Stored entries:
= = = = =
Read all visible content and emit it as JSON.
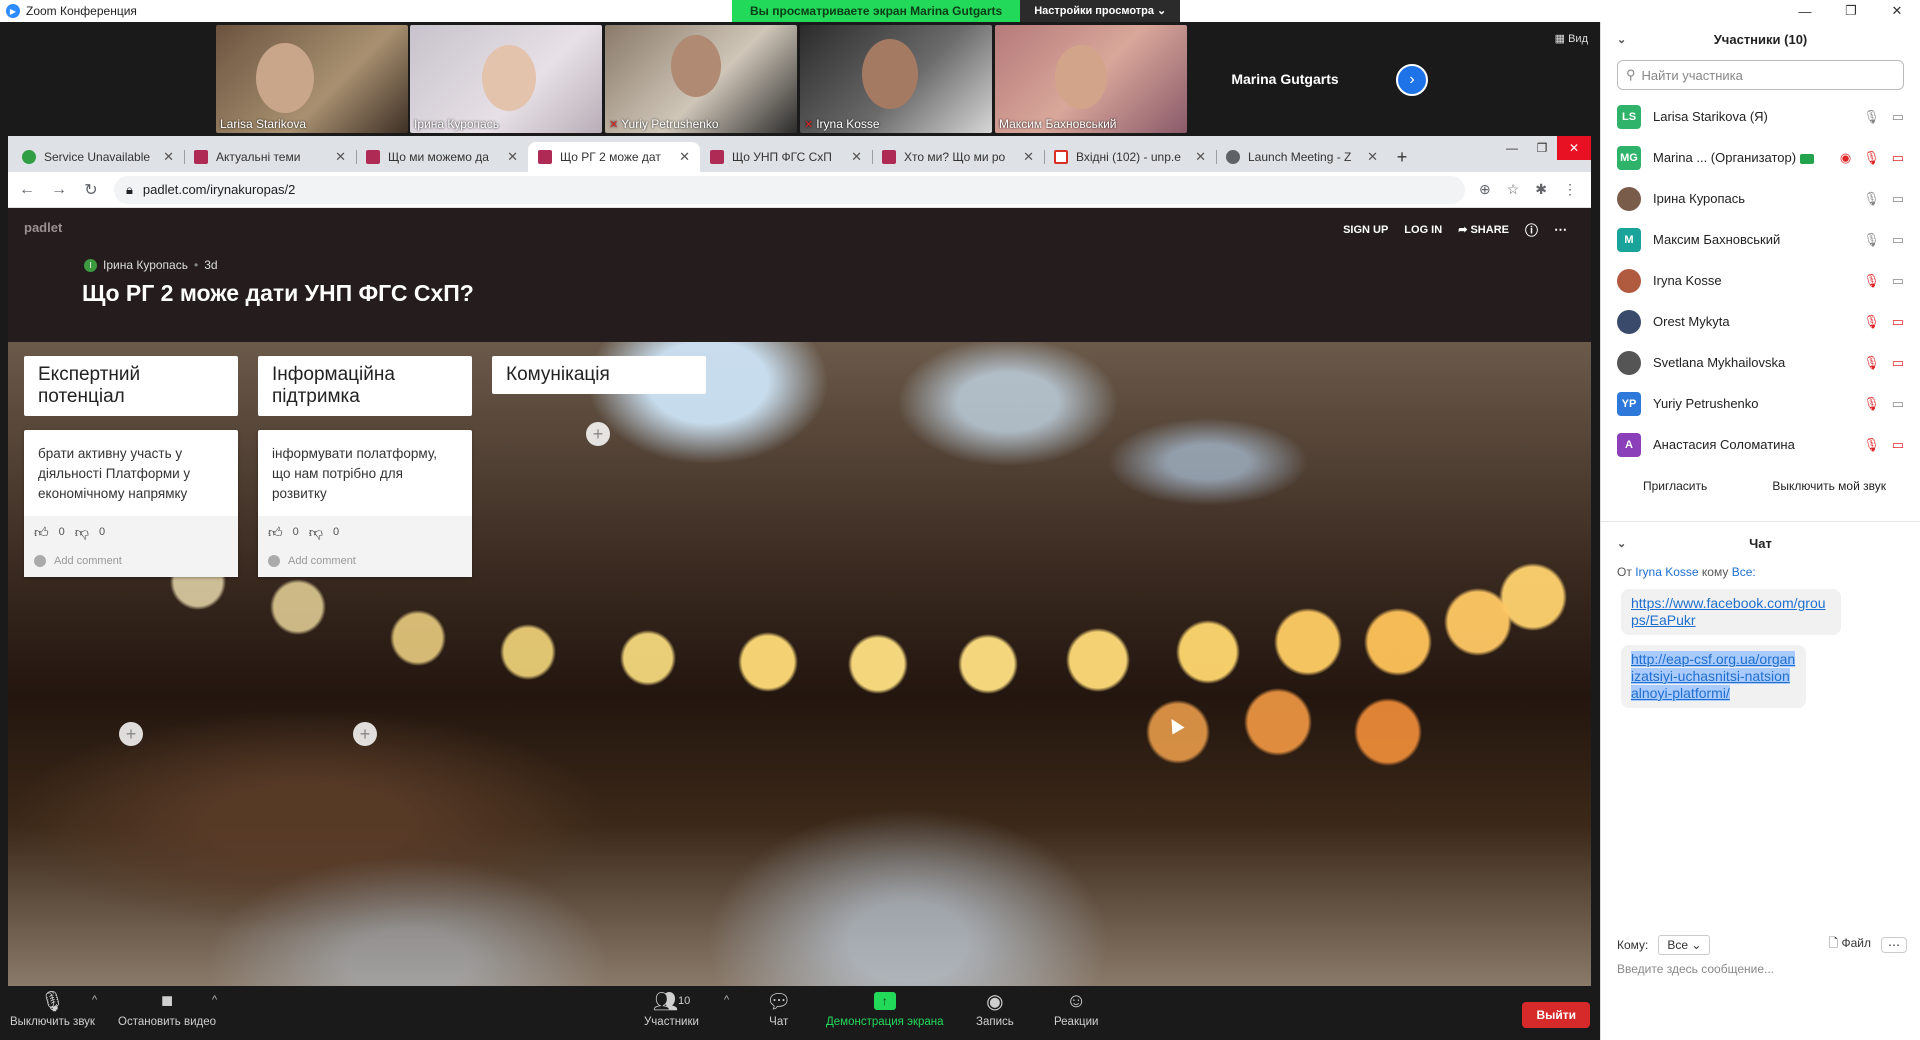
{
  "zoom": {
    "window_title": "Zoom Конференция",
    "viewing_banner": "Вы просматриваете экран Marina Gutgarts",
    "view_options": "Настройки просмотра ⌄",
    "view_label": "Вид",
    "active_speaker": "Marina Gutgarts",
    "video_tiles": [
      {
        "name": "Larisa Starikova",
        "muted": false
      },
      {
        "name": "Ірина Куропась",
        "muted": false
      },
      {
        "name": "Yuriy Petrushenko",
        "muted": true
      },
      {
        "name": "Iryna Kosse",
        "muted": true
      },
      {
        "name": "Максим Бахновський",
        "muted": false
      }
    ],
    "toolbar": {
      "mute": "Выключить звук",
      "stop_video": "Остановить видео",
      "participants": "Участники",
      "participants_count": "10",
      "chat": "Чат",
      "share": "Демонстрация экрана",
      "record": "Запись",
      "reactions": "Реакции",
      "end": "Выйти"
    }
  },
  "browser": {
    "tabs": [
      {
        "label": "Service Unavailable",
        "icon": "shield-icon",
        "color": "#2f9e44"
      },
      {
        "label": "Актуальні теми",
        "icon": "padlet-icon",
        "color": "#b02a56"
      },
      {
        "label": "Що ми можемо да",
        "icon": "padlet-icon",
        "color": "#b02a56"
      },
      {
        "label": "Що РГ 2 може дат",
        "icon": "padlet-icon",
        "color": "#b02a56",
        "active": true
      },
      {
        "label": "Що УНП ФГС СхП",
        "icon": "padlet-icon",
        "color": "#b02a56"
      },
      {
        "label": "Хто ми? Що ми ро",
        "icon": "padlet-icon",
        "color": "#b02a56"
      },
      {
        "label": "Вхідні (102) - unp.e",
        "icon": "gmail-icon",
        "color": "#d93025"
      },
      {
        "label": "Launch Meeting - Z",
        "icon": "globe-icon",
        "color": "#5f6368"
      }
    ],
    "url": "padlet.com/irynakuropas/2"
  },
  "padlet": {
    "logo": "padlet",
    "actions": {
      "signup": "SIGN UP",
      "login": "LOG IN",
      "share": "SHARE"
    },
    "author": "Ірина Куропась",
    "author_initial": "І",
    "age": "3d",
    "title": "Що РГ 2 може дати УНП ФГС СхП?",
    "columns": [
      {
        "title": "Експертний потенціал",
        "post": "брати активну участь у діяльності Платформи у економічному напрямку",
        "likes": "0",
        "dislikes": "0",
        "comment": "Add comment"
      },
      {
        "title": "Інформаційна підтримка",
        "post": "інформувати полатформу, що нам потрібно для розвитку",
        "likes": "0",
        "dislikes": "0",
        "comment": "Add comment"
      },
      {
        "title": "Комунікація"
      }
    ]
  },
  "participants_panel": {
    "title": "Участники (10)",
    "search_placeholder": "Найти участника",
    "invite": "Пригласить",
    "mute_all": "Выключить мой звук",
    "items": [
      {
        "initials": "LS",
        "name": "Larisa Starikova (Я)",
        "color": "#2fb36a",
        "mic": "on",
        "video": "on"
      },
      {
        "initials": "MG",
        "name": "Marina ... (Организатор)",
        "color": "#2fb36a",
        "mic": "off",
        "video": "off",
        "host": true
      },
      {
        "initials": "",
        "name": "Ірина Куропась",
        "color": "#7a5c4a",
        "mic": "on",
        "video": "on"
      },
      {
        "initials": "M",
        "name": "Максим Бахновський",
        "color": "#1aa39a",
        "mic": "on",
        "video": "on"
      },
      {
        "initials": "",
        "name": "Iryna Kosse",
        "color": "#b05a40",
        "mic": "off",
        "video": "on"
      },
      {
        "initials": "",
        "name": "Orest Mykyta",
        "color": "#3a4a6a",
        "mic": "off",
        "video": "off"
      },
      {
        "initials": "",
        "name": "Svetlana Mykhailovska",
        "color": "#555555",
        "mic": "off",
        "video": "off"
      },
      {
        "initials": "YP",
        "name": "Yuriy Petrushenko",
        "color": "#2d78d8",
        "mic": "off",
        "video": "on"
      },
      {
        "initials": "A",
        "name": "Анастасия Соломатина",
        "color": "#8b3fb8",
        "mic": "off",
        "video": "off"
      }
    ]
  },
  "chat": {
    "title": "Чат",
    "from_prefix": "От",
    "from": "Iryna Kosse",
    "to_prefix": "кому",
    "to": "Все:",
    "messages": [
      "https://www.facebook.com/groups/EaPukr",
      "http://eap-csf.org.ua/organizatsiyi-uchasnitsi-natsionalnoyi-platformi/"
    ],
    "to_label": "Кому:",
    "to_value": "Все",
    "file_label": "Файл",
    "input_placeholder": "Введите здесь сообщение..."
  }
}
= = = = =
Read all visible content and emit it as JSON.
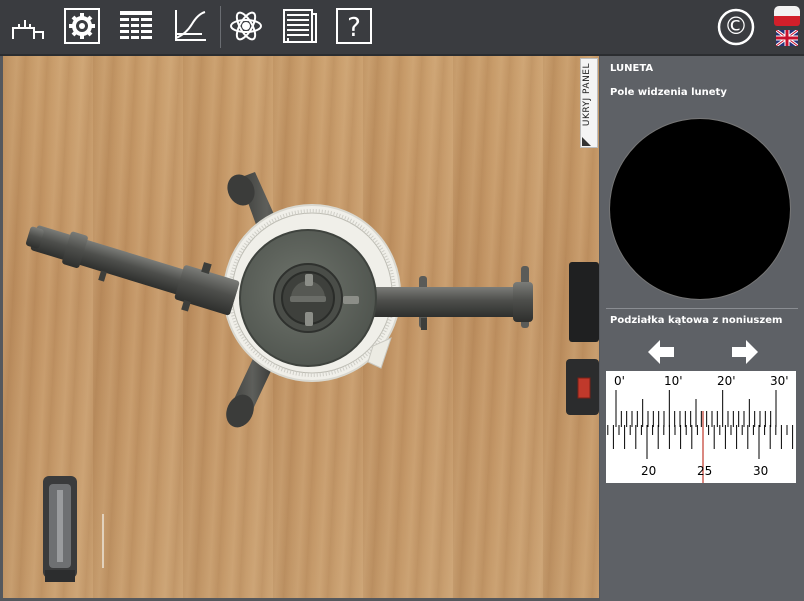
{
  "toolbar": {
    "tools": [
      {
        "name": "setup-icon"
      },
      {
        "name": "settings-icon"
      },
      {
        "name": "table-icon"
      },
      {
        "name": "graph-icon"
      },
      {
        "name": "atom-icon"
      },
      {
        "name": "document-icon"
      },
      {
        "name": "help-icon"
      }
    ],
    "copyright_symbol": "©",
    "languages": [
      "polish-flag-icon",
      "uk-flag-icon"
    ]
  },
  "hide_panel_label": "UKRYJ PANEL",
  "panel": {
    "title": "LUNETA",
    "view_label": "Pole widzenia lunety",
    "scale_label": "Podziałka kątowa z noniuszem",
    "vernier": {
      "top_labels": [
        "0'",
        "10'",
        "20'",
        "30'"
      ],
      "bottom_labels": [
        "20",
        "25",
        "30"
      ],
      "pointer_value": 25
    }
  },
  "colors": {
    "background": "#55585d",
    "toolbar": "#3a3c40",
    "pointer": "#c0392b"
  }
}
= = = = =
→ Aim of the exercise: Return every line above in which the string "Gutgarts" occurs.

→ Expected output:
    "viewing_banner": "Вы просматриваете экран Marina Gutgarts",
    "active_speaker": "Marina Gutgarts",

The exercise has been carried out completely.